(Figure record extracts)
····················

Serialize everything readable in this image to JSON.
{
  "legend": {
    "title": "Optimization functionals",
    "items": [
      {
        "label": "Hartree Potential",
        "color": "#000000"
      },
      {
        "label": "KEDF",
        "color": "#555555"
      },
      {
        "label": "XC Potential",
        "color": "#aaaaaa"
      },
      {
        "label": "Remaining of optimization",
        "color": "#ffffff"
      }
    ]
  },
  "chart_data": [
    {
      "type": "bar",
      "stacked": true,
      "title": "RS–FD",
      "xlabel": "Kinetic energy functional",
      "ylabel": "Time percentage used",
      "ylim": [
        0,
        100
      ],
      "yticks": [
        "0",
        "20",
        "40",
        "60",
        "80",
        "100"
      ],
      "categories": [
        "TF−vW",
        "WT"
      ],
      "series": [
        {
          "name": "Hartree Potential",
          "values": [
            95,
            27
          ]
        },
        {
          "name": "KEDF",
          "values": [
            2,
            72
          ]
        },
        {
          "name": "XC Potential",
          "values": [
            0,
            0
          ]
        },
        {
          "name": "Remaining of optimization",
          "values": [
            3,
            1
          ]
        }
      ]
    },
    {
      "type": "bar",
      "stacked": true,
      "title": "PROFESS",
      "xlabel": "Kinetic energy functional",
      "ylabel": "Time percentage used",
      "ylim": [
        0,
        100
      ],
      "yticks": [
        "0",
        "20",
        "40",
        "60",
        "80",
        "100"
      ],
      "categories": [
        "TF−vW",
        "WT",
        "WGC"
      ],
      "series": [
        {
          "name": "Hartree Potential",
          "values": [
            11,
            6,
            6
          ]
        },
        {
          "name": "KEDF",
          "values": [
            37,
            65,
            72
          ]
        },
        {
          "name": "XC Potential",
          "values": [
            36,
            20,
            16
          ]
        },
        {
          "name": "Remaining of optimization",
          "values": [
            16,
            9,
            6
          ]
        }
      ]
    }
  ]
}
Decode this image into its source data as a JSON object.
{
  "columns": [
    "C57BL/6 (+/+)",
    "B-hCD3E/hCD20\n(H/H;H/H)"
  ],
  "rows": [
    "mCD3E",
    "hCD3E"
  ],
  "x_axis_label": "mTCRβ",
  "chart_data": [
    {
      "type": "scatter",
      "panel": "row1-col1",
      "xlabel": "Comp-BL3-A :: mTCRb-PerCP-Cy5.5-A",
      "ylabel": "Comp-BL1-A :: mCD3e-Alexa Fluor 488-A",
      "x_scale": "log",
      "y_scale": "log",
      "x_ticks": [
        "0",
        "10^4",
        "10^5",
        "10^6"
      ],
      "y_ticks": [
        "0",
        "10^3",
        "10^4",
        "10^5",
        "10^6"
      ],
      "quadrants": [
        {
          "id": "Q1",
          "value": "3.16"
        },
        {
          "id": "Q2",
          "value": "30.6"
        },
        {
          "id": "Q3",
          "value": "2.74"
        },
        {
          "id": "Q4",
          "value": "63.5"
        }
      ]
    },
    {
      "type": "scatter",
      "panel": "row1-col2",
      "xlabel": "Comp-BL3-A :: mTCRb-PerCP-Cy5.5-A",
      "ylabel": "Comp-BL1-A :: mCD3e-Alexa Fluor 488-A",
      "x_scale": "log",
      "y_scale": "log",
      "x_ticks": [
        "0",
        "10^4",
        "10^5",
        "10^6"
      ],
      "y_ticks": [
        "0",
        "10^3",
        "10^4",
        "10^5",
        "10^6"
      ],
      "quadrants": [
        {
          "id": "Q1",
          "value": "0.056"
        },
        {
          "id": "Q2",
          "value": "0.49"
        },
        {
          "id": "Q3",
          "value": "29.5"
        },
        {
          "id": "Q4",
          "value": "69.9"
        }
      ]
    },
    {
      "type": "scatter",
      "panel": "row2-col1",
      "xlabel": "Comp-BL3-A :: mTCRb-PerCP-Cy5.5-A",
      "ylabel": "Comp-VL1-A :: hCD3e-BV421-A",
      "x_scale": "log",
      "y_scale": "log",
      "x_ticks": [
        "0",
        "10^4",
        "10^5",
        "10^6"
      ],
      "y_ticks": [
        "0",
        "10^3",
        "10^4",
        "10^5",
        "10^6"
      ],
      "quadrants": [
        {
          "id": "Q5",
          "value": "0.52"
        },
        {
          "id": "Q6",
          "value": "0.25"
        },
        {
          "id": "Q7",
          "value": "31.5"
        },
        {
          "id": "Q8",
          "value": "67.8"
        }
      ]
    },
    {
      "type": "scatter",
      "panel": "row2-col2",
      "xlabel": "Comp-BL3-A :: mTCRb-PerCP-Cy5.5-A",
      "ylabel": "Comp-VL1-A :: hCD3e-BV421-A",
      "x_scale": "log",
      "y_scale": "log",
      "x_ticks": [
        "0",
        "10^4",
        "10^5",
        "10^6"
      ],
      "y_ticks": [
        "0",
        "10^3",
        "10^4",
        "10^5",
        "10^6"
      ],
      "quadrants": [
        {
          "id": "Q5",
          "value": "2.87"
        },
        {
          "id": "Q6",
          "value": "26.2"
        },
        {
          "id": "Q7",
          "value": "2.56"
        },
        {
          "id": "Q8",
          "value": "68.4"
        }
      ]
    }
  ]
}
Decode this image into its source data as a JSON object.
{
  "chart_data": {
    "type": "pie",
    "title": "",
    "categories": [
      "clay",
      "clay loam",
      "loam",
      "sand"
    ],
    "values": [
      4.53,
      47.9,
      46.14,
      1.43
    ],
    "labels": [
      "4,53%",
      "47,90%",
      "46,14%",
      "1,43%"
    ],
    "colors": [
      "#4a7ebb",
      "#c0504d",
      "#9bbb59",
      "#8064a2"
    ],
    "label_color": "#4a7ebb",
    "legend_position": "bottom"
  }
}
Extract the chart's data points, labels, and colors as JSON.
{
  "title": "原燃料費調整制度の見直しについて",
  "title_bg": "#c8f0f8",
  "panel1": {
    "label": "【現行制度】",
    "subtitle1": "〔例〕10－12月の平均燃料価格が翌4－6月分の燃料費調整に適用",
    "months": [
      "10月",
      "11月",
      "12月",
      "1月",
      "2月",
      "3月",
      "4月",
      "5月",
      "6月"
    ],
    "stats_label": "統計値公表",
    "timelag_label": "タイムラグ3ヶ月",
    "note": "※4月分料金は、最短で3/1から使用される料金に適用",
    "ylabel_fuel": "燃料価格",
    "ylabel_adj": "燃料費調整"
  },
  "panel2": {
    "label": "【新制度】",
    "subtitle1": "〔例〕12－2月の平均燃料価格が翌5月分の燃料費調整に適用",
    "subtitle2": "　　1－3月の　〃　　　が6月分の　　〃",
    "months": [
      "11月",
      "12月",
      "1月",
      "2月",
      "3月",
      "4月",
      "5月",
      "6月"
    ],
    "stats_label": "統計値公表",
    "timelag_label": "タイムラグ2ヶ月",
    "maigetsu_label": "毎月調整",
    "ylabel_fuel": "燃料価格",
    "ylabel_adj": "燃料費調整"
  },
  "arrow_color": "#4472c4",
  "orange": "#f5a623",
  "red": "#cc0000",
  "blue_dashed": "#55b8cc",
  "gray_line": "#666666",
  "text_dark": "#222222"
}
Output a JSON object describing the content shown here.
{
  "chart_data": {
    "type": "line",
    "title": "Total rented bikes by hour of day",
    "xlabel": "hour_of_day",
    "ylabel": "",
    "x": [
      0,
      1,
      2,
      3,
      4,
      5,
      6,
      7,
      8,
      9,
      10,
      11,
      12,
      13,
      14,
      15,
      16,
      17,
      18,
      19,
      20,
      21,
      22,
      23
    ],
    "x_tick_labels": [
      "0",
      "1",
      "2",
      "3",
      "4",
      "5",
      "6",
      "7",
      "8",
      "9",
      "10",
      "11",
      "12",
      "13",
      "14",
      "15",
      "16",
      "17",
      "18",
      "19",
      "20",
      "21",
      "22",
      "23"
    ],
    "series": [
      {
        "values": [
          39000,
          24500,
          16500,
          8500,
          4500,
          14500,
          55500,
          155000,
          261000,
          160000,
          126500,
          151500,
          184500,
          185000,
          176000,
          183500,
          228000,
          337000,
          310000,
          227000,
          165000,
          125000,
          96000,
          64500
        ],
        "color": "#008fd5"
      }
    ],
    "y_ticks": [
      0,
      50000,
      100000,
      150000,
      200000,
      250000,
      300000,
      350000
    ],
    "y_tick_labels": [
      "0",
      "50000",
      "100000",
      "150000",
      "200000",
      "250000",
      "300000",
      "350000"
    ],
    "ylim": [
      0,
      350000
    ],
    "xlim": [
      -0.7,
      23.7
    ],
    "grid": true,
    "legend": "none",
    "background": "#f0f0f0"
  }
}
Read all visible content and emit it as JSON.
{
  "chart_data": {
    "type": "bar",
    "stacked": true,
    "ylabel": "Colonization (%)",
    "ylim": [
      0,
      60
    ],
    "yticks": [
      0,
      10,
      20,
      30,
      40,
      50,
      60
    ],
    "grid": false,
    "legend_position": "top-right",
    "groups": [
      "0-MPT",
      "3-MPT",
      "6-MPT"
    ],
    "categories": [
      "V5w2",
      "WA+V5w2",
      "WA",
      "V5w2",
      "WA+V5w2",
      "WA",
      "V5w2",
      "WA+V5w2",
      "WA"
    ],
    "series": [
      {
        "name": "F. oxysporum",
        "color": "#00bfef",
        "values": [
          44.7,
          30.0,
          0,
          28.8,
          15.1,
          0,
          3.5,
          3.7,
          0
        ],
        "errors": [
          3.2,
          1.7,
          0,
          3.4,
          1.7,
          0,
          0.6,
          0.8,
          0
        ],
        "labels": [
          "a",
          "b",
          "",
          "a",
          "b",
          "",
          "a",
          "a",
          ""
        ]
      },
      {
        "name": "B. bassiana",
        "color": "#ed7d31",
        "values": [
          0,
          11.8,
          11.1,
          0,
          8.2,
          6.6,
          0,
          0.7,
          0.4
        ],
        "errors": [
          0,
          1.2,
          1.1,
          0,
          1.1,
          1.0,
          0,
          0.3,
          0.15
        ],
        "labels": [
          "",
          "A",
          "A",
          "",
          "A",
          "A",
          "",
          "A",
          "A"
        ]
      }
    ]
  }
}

····················

=== Task prompt ===
Show the lines of the material that contain the word "content".

=== Reply ===
Output a JSON object describing the content shown here.
Read all visible content and emit it as JSON.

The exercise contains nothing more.